Dataset items:
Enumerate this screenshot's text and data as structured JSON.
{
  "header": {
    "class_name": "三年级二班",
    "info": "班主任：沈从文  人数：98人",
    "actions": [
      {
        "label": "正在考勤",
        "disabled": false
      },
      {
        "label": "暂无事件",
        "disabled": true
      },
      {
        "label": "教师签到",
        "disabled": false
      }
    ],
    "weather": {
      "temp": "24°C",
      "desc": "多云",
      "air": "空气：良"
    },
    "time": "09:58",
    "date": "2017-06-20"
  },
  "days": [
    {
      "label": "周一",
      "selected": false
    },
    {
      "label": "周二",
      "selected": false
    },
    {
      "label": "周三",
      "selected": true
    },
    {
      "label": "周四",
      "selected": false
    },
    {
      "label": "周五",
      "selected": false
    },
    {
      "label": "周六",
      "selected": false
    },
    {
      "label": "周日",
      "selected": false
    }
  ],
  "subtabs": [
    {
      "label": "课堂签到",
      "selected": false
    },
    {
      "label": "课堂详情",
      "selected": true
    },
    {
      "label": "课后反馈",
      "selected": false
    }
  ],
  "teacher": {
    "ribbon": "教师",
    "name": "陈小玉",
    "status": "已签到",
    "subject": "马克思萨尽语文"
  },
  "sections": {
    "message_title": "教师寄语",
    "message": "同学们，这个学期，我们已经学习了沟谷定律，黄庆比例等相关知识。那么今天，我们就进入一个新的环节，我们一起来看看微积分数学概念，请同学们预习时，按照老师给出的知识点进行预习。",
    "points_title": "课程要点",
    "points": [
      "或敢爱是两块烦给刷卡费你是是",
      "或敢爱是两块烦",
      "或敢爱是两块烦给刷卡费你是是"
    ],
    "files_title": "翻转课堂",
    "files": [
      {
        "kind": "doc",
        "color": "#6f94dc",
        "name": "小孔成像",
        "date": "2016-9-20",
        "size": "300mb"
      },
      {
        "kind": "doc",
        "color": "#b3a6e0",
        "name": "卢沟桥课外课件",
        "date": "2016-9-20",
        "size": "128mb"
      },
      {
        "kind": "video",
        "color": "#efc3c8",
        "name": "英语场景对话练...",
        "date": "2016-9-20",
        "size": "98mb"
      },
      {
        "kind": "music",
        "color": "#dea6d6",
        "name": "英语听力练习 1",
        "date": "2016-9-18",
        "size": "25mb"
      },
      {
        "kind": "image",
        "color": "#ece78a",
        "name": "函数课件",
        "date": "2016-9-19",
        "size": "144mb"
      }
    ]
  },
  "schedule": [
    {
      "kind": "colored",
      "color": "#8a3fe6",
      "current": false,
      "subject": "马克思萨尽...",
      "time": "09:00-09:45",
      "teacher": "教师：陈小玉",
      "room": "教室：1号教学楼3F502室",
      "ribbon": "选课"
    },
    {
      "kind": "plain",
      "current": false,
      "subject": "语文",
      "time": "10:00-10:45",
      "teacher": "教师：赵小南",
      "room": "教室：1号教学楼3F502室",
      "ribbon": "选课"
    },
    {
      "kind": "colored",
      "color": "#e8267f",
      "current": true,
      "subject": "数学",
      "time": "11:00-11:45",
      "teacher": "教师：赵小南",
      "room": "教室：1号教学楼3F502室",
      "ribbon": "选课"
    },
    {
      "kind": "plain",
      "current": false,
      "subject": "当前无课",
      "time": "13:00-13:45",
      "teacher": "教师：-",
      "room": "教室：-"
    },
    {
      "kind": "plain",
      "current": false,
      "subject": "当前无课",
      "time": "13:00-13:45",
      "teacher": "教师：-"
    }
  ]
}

__Task requirements__. Display every line of the listing that contains the string "time".

__Completed task__.
    "time": "09:58",
      "time": "09:00-09:45",
      "time": "10:00-10:45",
      "time": "11:00-11:45",
      "time": "13:00-13:45",
      "time": "13:00-13:45",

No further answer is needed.